● Provided records

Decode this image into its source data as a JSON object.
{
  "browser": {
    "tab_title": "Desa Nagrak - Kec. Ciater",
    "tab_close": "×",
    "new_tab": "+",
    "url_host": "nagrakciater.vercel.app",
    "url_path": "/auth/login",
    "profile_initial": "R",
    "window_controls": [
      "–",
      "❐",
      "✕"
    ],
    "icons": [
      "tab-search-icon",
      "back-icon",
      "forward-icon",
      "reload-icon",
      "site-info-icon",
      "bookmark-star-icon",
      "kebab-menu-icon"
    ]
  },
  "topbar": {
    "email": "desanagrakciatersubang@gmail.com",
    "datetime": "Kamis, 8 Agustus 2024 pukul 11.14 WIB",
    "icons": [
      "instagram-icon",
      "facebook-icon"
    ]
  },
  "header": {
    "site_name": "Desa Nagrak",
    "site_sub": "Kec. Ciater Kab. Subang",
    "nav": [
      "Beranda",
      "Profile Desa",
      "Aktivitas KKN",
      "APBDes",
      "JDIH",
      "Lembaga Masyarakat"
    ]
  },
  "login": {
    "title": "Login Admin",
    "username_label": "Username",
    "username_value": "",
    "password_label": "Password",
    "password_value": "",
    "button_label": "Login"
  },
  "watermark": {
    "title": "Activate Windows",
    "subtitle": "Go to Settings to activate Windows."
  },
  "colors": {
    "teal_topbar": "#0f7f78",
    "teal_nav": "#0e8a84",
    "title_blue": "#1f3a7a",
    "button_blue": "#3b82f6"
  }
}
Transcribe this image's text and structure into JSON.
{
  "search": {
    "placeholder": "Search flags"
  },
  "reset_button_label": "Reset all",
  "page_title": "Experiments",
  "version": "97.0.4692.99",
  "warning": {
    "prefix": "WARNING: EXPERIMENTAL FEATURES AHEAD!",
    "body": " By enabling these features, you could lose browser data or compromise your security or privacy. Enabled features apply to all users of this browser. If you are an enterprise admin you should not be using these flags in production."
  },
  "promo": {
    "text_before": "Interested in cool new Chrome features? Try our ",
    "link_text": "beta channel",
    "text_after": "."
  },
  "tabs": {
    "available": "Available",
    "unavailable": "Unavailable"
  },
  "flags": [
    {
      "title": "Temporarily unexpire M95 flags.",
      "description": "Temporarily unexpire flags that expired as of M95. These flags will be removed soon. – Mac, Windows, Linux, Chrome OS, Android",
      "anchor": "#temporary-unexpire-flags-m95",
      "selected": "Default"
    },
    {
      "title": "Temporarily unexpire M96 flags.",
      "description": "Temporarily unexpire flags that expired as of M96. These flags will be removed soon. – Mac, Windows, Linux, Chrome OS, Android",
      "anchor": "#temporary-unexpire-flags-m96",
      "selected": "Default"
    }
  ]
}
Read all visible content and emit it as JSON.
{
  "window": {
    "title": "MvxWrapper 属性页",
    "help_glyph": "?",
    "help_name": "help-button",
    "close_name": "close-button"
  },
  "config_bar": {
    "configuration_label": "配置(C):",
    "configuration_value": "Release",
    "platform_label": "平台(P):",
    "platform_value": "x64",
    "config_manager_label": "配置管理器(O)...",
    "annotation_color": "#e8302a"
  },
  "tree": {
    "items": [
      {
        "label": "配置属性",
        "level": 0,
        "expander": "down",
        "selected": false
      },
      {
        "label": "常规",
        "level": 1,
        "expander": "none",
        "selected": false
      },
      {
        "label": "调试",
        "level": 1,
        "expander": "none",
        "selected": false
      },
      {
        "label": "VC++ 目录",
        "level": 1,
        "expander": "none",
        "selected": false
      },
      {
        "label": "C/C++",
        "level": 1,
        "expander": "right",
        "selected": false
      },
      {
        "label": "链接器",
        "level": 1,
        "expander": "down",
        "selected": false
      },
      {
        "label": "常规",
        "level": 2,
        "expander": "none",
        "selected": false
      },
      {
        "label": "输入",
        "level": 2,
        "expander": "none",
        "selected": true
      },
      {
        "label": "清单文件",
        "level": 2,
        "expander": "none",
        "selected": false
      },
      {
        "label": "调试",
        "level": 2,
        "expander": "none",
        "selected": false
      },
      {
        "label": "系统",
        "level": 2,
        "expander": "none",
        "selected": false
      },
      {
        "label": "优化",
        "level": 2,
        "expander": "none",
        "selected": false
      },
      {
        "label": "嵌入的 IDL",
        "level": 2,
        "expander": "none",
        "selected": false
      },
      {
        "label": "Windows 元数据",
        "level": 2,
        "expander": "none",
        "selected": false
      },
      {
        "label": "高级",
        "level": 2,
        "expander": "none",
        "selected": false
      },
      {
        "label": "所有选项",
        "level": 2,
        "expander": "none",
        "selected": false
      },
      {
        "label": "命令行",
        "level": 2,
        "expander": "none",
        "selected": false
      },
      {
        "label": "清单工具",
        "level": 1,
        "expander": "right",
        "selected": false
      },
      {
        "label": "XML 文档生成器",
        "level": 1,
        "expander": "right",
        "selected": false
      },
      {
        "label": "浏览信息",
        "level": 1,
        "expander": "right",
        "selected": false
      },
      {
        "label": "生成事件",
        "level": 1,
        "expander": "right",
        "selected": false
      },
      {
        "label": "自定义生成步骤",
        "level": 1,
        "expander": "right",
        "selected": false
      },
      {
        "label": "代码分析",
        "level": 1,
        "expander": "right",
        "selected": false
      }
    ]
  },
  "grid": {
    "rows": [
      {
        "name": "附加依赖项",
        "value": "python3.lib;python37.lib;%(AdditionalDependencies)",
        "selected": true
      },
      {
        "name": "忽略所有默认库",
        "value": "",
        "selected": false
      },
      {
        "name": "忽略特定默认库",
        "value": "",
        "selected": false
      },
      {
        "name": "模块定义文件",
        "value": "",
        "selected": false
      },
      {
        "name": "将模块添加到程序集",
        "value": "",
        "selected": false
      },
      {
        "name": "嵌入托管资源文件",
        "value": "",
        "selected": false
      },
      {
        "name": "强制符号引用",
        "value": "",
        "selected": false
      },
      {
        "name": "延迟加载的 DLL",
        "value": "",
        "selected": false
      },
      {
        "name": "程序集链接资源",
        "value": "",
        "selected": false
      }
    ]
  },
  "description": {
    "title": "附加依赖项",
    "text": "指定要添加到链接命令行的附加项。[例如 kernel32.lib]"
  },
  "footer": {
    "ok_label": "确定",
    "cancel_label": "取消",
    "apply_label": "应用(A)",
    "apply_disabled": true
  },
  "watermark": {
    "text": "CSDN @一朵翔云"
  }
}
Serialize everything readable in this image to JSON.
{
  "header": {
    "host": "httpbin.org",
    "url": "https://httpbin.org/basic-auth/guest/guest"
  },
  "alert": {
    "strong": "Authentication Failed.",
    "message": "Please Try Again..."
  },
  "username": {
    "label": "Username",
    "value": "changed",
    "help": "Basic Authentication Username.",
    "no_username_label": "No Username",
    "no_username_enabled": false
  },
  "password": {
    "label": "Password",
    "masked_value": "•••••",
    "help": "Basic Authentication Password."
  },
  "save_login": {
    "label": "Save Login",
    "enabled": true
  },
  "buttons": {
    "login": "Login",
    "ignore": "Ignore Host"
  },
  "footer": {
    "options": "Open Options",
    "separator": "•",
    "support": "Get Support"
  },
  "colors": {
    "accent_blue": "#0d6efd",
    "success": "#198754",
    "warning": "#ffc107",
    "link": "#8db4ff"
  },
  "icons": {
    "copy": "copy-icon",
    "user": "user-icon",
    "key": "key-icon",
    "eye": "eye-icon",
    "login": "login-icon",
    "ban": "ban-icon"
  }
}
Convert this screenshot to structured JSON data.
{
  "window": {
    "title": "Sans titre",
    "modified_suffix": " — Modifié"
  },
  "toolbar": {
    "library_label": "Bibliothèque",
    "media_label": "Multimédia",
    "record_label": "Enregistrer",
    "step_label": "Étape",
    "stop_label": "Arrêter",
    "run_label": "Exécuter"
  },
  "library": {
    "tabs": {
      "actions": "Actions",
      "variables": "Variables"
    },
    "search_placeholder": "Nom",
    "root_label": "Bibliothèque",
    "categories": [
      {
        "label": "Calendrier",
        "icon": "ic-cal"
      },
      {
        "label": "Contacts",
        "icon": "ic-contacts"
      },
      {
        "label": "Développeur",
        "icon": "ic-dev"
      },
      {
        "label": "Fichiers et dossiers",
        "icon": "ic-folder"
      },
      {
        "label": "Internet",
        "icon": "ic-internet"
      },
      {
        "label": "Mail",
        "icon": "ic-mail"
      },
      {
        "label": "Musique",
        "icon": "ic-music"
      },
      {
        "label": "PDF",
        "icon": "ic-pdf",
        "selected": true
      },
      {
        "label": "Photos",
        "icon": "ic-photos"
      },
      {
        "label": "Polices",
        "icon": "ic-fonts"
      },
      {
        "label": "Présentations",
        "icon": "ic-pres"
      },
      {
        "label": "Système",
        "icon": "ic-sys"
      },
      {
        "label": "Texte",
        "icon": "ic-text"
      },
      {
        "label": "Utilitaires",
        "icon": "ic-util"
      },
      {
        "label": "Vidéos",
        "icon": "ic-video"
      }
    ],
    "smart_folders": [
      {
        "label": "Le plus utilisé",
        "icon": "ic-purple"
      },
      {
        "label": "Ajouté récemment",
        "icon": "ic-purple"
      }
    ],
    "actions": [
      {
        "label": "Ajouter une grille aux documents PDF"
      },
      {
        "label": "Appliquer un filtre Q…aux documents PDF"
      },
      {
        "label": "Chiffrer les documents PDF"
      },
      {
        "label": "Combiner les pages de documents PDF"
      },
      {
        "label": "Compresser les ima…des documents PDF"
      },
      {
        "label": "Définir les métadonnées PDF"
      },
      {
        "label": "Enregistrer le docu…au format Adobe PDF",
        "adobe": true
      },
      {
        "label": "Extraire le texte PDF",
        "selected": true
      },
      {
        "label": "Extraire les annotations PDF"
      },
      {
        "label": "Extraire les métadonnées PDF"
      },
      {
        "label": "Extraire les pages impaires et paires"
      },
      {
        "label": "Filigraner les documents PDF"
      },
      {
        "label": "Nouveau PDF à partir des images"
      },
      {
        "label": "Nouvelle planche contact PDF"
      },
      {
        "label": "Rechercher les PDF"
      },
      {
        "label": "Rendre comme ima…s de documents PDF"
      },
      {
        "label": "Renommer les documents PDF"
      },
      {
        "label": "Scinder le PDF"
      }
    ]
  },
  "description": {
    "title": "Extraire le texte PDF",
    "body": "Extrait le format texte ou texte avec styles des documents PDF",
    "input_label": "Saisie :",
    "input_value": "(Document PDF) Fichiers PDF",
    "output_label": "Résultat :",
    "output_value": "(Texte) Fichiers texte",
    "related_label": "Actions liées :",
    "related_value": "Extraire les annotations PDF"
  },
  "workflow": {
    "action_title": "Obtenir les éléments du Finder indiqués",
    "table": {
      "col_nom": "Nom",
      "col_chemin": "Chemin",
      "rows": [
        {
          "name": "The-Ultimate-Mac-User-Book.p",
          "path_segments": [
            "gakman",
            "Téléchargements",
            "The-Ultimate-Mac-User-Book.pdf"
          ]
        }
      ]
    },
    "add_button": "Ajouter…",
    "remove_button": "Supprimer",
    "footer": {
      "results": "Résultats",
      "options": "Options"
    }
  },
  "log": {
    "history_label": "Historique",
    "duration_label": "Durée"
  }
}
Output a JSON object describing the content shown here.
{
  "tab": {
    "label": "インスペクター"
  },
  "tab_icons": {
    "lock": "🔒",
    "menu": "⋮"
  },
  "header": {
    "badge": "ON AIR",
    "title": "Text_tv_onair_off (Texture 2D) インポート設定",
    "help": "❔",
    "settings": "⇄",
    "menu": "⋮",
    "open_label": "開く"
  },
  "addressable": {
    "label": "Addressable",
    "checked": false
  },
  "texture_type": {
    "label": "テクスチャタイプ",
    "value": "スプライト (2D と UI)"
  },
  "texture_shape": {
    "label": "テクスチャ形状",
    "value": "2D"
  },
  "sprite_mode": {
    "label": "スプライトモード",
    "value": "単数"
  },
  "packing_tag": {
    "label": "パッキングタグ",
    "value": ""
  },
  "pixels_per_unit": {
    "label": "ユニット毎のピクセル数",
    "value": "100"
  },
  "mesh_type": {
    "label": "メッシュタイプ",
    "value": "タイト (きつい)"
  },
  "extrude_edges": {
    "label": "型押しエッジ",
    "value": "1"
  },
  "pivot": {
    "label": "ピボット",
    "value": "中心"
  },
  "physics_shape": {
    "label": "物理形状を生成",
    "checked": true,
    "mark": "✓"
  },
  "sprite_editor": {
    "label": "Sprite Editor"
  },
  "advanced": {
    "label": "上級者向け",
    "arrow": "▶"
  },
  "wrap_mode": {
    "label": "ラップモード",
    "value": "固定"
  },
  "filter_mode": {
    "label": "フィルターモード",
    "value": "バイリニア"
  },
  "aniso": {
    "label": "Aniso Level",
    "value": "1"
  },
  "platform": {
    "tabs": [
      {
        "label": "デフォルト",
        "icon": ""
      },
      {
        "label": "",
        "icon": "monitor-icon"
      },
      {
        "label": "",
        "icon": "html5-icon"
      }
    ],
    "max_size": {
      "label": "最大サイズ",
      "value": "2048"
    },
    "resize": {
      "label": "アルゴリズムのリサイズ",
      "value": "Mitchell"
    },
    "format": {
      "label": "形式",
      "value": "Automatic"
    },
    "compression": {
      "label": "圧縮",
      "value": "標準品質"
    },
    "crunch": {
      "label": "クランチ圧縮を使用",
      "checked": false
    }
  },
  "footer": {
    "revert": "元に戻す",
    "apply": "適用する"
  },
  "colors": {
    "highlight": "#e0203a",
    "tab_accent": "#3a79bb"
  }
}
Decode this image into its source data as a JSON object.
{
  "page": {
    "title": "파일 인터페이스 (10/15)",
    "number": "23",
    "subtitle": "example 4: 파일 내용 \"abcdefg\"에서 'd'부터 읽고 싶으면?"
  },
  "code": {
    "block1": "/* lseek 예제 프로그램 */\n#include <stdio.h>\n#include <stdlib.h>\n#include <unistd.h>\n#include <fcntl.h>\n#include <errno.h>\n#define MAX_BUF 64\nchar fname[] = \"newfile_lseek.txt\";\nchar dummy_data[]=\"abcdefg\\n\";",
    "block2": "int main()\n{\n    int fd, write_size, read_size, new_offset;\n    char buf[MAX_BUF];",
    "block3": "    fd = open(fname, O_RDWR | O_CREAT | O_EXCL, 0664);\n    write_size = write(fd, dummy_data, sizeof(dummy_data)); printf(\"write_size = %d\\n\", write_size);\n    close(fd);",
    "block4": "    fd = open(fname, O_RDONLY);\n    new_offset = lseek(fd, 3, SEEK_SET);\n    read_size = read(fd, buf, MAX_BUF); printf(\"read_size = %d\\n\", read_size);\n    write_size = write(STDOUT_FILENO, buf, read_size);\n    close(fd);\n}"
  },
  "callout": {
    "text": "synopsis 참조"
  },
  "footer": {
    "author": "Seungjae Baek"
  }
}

● Exercise brief
Only a number is needed: how many lines of the material above contain "Temporarily"?

● Task answer
4